> **WHAT IS ASKED**
Where a line below holds the string "FXXZ", copy that line.

> **AVAILABLE DATA**
(begin)
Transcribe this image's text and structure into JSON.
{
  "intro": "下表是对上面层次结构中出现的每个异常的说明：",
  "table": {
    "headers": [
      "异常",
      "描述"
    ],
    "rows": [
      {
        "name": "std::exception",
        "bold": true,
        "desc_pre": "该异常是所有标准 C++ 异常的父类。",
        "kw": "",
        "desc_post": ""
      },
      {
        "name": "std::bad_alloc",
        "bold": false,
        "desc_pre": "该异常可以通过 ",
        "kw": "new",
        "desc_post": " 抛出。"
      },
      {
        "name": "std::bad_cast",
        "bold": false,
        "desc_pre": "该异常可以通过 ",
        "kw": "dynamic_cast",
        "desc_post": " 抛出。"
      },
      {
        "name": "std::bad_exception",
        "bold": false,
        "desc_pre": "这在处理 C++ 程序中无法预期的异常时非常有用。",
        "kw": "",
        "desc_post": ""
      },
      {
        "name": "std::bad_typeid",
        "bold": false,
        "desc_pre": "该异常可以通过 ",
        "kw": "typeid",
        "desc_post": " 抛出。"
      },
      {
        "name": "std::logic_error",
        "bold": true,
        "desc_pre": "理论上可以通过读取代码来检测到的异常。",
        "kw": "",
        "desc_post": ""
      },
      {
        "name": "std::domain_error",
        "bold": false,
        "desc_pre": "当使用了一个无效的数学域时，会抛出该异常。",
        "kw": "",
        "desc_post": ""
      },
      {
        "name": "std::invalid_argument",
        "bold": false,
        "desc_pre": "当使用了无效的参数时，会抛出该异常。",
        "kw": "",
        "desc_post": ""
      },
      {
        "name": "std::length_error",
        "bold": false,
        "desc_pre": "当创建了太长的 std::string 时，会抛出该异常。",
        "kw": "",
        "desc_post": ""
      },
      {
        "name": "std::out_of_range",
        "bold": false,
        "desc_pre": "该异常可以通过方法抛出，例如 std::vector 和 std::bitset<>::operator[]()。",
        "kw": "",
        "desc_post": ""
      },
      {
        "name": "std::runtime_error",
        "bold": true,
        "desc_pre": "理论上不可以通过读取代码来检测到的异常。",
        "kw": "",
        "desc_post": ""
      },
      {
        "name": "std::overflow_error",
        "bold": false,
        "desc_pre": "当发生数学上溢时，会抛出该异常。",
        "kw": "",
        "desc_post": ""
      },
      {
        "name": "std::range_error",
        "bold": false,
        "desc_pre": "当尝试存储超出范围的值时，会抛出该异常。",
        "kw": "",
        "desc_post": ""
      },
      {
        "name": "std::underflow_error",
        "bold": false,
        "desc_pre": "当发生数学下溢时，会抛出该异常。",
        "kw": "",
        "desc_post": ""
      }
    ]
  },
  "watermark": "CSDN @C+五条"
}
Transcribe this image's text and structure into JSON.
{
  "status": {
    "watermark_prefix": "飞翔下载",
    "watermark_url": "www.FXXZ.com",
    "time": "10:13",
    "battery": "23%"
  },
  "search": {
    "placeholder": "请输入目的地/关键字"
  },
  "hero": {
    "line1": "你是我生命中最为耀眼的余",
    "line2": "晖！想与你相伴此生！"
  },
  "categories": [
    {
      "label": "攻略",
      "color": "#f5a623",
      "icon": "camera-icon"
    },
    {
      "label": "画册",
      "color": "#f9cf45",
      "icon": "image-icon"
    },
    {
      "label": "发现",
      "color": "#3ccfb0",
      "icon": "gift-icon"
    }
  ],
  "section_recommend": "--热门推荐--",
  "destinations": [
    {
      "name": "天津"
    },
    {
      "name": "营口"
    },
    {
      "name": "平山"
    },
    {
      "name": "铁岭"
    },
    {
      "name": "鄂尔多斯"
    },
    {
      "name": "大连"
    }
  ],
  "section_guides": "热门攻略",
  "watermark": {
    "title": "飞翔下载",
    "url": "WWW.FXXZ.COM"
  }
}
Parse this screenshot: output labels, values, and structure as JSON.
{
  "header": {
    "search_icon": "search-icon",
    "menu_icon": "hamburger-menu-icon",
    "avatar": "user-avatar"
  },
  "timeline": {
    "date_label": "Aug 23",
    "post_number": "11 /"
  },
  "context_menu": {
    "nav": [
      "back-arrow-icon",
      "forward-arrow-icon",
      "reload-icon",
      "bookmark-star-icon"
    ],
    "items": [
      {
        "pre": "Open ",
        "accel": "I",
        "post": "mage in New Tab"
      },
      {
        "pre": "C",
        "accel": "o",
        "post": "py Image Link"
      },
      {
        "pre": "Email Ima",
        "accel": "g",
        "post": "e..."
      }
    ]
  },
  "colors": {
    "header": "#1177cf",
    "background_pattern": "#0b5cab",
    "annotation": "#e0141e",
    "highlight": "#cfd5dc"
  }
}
(end)
> **COMPLETE OUTPUT**
    "watermark_url": "www.FXXZ.com",
    "url": "WWW.FXXZ.COM"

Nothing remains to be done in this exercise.